§ **Data section**:
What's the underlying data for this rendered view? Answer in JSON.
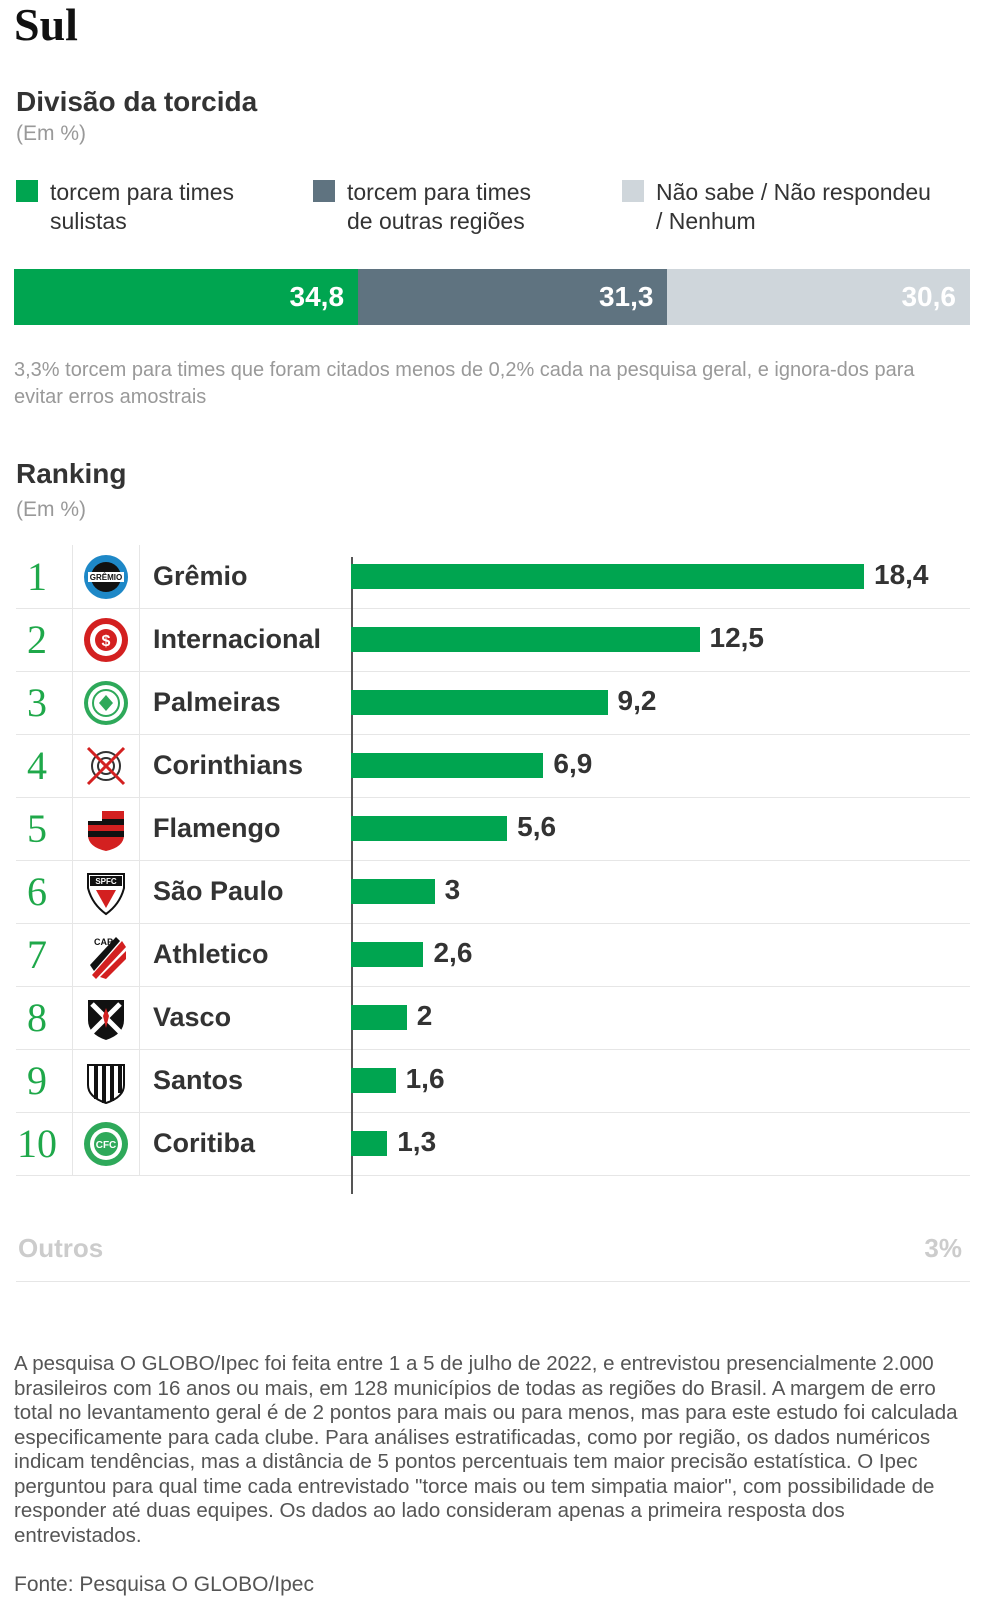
{
  "region_title": "Sul",
  "division": {
    "title": "Divisão da torcida",
    "unit": "(Em %)",
    "legend": [
      {
        "label": "torcem para times\nsulistas",
        "color": "#00a550"
      },
      {
        "label": "torcem para times\nde outras regiões",
        "color": "#5f7380"
      },
      {
        "label": "Não sabe / Não respondeu\n/ Nenhum",
        "color": "#cfd6db"
      }
    ],
    "note": "3,3% torcem para times que foram citados menos de 0,2% cada na pesquisa geral, e ignora-dos para evitar erros amostrais"
  },
  "ranking": {
    "title": "Ranking",
    "unit": "(Em %)",
    "teams": [
      {
        "rank": "1",
        "name": "Grêmio",
        "value_label": "18,4",
        "logo_icon": "gremio-crest-icon"
      },
      {
        "rank": "2",
        "name": "Internacional",
        "value_label": "12,5",
        "logo_icon": "internacional-crest-icon"
      },
      {
        "rank": "3",
        "name": "Palmeiras",
        "value_label": "9,2",
        "logo_icon": "palmeiras-crest-icon"
      },
      {
        "rank": "4",
        "name": "Corinthians",
        "value_label": "6,9",
        "logo_icon": "corinthians-crest-icon"
      },
      {
        "rank": "5",
        "name": "Flamengo",
        "value_label": "5,6",
        "logo_icon": "flamengo-crest-icon"
      },
      {
        "rank": "6",
        "name": "São Paulo",
        "value_label": "3",
        "logo_icon": "sao-paulo-crest-icon"
      },
      {
        "rank": "7",
        "name": "Athletico",
        "value_label": "2,6",
        "logo_icon": "athletico-crest-icon"
      },
      {
        "rank": "8",
        "name": "Vasco",
        "value_label": "2",
        "logo_icon": "vasco-crest-icon"
      },
      {
        "rank": "9",
        "name": "Santos",
        "value_label": "1,6",
        "logo_icon": "santos-crest-icon"
      },
      {
        "rank": "10",
        "name": "Coritiba",
        "value_label": "1,3",
        "logo_icon": "coritiba-crest-icon"
      }
    ],
    "others_label": "Outros",
    "others_value": "3%"
  },
  "methodology": "A pesquisa O GLOBO/Ipec foi feita entre 1 a 5 de julho de 2022, e entrevistou presencialmente 2.000 brasileiros com 16 anos ou mais, em 128 municípios de todas as regiões do Brasil. A margem de erro total no levantamento geral é de 2 pontos para mais ou para menos, mas para este estudo foi calculada especificamente para cada clube. Para análises estratificadas, como por região, os dados numéricos indicam tendências, mas a distância de 5 pontos percentuais tem maior precisão estatística. O Ipec perguntou para qual time cada entrevistado \"torce mais ou tem simpatia maior\", com possibilidade de responder até duas equipes. Os dados ao lado consideram apenas a primeira resposta dos entrevistados.",
  "source": "Fonte: Pesquisa O GLOBO/Ipec",
  "chart_data": [
    {
      "type": "bar",
      "title": "Divisão da torcida",
      "orientation": "horizontal-stacked",
      "categories": [
        "torcem para times sulistas",
        "torcem para times de outras regiões",
        "Não sabe / Não respondeu / Nenhum"
      ],
      "values": [
        34.8,
        31.3,
        30.6
      ],
      "labels": [
        "34,8",
        "31,3",
        "30,6"
      ],
      "colors": [
        "#00a550",
        "#5f7380",
        "#cfd6db"
      ]
    },
    {
      "type": "bar",
      "title": "Ranking",
      "orientation": "horizontal",
      "categories": [
        "Grêmio",
        "Internacional",
        "Palmeiras",
        "Corinthians",
        "Flamengo",
        "São Paulo",
        "Athletico",
        "Vasco",
        "Santos",
        "Coritiba"
      ],
      "values": [
        18.4,
        12.5,
        9.2,
        6.9,
        5.6,
        3,
        2.6,
        2,
        1.6,
        1.3
      ],
      "color": "#00a550"
    }
  ]
}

§ **Problem details**: Omit any images, then output the listing exactly.

§ **Output**:
What's the underlying data for this rendered view? Answer in JSON.
{
  "region_title": "Sul",
  "division": {
    "title": "Divisão da torcida",
    "unit": "(Em %)",
    "legend": [
      {
        "label": "torcem para times\nsulistas",
        "color": "#00a550"
      },
      {
        "label": "torcem para times\nde outras regiões",
        "color": "#5f7380"
      },
      {
        "label": "Não sabe / Não respondeu\n/ Nenhum",
        "color": "#cfd6db"
      }
    ],
    "note": "3,3% torcem para times que foram citados menos de 0,2% cada na pesquisa geral, e ignora-dos para evitar erros amostrais"
  },
  "ranking": {
    "title": "Ranking",
    "unit": "(Em %)",
    "teams": [
      {
        "rank": "1",
        "name": "Grêmio",
        "value_label": "18,4",
        "logo_icon": "gremio-crest-icon"
      },
      {
        "rank": "2",
        "name": "Internacional",
        "value_label": "12,5",
        "logo_icon": "internacional-crest-icon"
      },
      {
        "rank": "3",
        "name": "Palmeiras",
        "value_label": "9,2",
        "logo_icon": "palmeiras-crest-icon"
      },
      {
        "rank": "4",
        "name": "Corinthians",
        "value_label": "6,9",
        "logo_icon": "corinthians-crest-icon"
      },
      {
        "rank": "5",
        "name": "Flamengo",
        "value_label": "5,6",
        "logo_icon": "flamengo-crest-icon"
      },
      {
        "rank": "6",
        "name": "São Paulo",
        "value_label": "3",
        "logo_icon": "sao-paulo-crest-icon"
      },
      {
        "rank": "7",
        "name": "Athletico",
        "value_label": "2,6",
        "logo_icon": "athletico-crest-icon"
      },
      {
        "rank": "8",
        "name": "Vasco",
        "value_label": "2",
        "logo_icon": "vasco-crest-icon"
      },
      {
        "rank": "9",
        "name": "Santos",
        "value_label": "1,6",
        "logo_icon": "santos-crest-icon"
      },
      {
        "rank": "10",
        "name": "Coritiba",
        "value_label": "1,3",
        "logo_icon": "coritiba-crest-icon"
      }
    ],
    "others_label": "Outros",
    "others_value": "3%"
  },
  "methodology": "A pesquisa O GLOBO/Ipec foi feita entre 1 a 5 de julho de 2022, e entrevistou presencialmente 2.000 brasileiros com 16 anos ou mais, em 128 municípios de todas as regiões do Brasil. A margem de erro total no levantamento geral é de 2 pontos para mais ou para menos, mas para este estudo foi calculada especificamente para cada clube. Para análises estratificadas, como por região, os dados numéricos indicam tendências, mas a distância de 5 pontos percentuais tem maior precisão estatística. O Ipec perguntou para qual time cada entrevistado \"torce mais ou tem simpatia maior\", com possibilidade de responder até duas equipes. Os dados ao lado consideram apenas a primeira resposta dos entrevistados.",
  "source": "Fonte: Pesquisa O GLOBO/Ipec",
  "chart_data": [
    {
      "type": "bar",
      "title": "Divisão da torcida",
      "orientation": "horizontal-stacked",
      "categories": [
        "torcem para times sulistas",
        "torcem para times de outras regiões",
        "Não sabe / Não respondeu / Nenhum"
      ],
      "values": [
        34.8,
        31.3,
        30.6
      ],
      "labels": [
        "34,8",
        "31,3",
        "30,6"
      ],
      "colors": [
        "#00a550",
        "#5f7380",
        "#cfd6db"
      ]
    },
    {
      "type": "bar",
      "title": "Ranking",
      "orientation": "horizontal",
      "categories": [
        "Grêmio",
        "Internacional",
        "Palmeiras",
        "Corinthians",
        "Flamengo",
        "São Paulo",
        "Athletico",
        "Vasco",
        "Santos",
        "Coritiba"
      ],
      "values": [
        18.4,
        12.5,
        9.2,
        6.9,
        5.6,
        3,
        2.6,
        2,
        1.6,
        1.3
      ],
      "color": "#00a550"
    }
  ]
}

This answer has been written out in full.